WHAT IS ASKED:
1. Can you retype the part of the forum thread on Hebrew script on the Macintosh between "ooh... well i'm" and "see Hebrew characters.", inclusive?
2. In the forum thread on Hebrew script on the Macintosh, what option does lauranazario say to select under Text Encoding in Safari's View Menu?
3. Does each statement agree with the forum thread on Hebrew script on the Macintosh? Answer yes or no for each and quote the deciding words. (a) The person asking about Hebrew script is using OS X 10.4. (b) The person asking has Firefox installed. (c) lauranazario had to make special modifications in Safari to see Hebrew characters.

━━━ ARTICLE ━━━

# Hebrew Script on Macintosh



## 22caps

Does anybody know how to get the Hebrew script to display correctly in the forums when using a Macintosh?  I am using OS X 10.4  Thanks!


----------



## lauranazario

Hi 22 caps.
Mac running on Tiger... but using _which_ browser???? (Safari, Firefox, Opera, Explorer, etc.)
Check your browser's character set alternatives and adjust your choice accordingly to view Hebrew characters. 

For example: Try Western or Central European (Explorer choices)

Saludos,
LN


----------



## 22caps

ooh... well i'm using safari... i have netscape.... and i haven't opera, firefox, or explorer.  Do I need one of those?  And if so or no, how do I get the hebrew up there?


----------



## lauranazario

At home I use an iMac running on OSX (10.4.3).
Using the Safari 2.0.2 browser I can see Hebrew characters without making any special modifications.

In Safari, go to View Menu, look for Text Encoding and select "Default" from the list of options. This is my current setting and I can see Hebrew characters.

Saludos,
LN


----------



## Jana337

lauranazario said:
			
		

> At home I use an iMac running on OSX (10.4.3).
> Using the Safari 2.0.2 browser I can see Hebrew characters without making any special modifications.

━━━ STORED ROWS ━━━

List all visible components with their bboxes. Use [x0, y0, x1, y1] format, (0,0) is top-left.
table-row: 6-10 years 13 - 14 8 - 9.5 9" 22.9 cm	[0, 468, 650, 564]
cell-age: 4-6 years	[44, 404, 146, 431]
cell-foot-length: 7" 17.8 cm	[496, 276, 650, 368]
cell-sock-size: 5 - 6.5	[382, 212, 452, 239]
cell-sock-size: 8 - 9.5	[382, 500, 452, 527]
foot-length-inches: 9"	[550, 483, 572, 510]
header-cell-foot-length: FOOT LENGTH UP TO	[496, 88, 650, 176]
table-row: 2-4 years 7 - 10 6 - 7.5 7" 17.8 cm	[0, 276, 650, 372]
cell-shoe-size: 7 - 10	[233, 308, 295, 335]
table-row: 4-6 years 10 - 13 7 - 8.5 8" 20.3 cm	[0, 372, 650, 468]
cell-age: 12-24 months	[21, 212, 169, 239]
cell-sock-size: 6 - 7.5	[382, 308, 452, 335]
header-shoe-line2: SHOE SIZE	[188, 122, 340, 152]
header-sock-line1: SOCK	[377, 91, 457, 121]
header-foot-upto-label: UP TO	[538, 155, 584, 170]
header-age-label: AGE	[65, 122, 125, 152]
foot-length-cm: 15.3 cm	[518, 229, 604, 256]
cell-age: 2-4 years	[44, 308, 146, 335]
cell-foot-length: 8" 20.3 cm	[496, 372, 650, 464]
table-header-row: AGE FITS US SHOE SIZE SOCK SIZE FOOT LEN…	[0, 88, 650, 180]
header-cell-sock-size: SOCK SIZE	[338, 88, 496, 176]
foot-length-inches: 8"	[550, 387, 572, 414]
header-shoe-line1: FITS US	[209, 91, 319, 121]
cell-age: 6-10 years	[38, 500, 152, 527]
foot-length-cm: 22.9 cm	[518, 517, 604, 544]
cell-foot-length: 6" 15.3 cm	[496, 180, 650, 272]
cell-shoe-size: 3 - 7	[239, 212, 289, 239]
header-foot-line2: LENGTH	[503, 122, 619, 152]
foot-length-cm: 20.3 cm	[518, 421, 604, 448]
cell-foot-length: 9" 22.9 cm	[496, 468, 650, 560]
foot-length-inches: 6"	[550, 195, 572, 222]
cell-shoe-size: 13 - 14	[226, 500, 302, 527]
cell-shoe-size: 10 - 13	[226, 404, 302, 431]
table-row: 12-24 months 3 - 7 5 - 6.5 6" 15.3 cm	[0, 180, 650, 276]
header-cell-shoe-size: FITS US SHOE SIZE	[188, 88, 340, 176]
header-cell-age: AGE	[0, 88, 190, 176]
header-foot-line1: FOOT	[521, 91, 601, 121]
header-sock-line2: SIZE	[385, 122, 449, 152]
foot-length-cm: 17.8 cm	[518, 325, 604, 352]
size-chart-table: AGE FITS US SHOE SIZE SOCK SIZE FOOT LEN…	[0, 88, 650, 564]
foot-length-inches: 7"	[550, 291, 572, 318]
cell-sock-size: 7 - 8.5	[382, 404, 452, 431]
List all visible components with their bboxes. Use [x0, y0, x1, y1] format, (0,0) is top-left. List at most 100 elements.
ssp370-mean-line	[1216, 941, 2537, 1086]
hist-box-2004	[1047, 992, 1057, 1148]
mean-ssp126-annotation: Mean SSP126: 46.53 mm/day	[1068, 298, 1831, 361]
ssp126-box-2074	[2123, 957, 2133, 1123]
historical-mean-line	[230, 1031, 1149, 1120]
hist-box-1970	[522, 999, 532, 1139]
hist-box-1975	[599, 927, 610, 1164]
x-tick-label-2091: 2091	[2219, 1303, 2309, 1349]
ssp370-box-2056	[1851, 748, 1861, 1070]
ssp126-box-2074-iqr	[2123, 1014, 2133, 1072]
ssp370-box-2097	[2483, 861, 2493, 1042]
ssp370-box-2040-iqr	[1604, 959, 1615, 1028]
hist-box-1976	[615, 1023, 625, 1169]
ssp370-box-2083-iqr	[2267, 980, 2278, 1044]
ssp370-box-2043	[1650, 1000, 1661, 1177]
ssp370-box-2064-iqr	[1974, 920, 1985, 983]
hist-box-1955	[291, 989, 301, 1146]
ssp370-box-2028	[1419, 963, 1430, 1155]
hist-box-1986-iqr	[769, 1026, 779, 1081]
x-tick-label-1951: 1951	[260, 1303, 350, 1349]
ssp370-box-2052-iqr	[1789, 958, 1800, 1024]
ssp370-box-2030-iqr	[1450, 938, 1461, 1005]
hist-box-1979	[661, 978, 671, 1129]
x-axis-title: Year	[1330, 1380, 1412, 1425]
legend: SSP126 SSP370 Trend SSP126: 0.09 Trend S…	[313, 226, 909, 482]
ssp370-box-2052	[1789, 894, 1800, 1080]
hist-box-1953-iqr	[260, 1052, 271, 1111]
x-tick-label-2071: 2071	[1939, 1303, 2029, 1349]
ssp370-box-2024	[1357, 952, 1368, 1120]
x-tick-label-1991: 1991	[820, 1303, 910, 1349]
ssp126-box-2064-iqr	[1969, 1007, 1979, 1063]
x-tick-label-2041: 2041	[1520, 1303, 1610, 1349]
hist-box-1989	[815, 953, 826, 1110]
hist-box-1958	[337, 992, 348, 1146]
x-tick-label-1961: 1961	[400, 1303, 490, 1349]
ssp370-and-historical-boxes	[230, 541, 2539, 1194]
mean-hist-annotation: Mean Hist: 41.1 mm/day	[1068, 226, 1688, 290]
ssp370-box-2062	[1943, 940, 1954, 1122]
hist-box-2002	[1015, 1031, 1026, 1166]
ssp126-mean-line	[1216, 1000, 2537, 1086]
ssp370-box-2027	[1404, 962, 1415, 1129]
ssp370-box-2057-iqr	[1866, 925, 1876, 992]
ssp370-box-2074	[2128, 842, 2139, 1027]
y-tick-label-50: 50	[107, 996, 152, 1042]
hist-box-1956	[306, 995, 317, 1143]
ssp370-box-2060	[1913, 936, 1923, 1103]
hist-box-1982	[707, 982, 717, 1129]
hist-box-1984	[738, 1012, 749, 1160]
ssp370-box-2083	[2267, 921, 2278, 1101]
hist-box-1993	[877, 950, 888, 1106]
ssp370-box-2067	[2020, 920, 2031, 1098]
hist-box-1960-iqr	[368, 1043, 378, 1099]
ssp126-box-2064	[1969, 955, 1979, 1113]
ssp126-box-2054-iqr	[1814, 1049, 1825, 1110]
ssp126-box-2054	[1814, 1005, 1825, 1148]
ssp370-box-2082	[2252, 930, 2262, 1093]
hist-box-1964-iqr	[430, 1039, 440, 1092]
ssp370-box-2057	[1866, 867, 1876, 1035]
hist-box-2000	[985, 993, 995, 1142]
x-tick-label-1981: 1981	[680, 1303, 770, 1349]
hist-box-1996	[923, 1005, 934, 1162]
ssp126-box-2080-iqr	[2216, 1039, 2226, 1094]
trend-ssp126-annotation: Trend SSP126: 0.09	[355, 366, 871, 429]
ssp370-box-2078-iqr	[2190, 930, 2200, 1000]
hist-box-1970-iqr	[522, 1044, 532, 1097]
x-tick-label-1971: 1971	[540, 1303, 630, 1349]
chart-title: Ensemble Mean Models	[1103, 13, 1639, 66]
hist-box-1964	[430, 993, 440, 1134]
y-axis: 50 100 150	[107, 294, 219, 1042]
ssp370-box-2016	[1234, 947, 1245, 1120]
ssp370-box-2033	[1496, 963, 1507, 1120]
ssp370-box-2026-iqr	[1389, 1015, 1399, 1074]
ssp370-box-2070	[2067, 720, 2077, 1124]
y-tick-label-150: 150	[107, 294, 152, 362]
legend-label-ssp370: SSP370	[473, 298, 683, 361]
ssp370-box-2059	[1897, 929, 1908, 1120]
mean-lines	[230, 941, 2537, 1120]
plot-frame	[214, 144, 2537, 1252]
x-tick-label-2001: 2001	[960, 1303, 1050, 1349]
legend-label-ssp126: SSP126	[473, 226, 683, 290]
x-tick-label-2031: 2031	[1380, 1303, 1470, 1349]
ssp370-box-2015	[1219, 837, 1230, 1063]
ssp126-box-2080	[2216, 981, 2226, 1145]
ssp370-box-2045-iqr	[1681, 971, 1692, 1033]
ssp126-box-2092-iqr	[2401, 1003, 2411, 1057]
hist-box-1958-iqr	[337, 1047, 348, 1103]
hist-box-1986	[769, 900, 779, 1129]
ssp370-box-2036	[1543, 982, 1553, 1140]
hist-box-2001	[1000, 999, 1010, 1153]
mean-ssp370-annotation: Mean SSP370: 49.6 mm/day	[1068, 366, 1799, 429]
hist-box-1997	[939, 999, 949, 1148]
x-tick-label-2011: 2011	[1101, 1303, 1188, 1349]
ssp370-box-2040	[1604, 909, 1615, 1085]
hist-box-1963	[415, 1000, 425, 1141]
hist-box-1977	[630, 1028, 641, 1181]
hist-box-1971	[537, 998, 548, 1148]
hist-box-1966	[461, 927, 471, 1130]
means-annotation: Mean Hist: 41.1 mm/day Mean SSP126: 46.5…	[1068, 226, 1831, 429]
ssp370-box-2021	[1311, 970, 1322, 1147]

━━━

SOLUTIONS TO THE TASKS:
1.
ooh... well i'm using safari... i have netscape.... and i haven't opera, firefox, or explorer.  Do I need one of those?  And if so or no, how do I get the hebrew up there?


----------



## lauranazario

At home I use an iMac running on OSX (10.4.3).
Using the Safari 2.0.2 browser I can see Hebrew characters without making any special modifications.

In Safari, go to View Menu, look for Text Encoding and select "Default" from the list of options. This is my current setting and I can see Hebrew characters.

2. "Default"

3.
(a) Yes: "I am using OS X 10.4"
(b) No: "i haven't opera, firefox, or explorer"
(c) No: "I can see Hebrew characters without making any special modifications"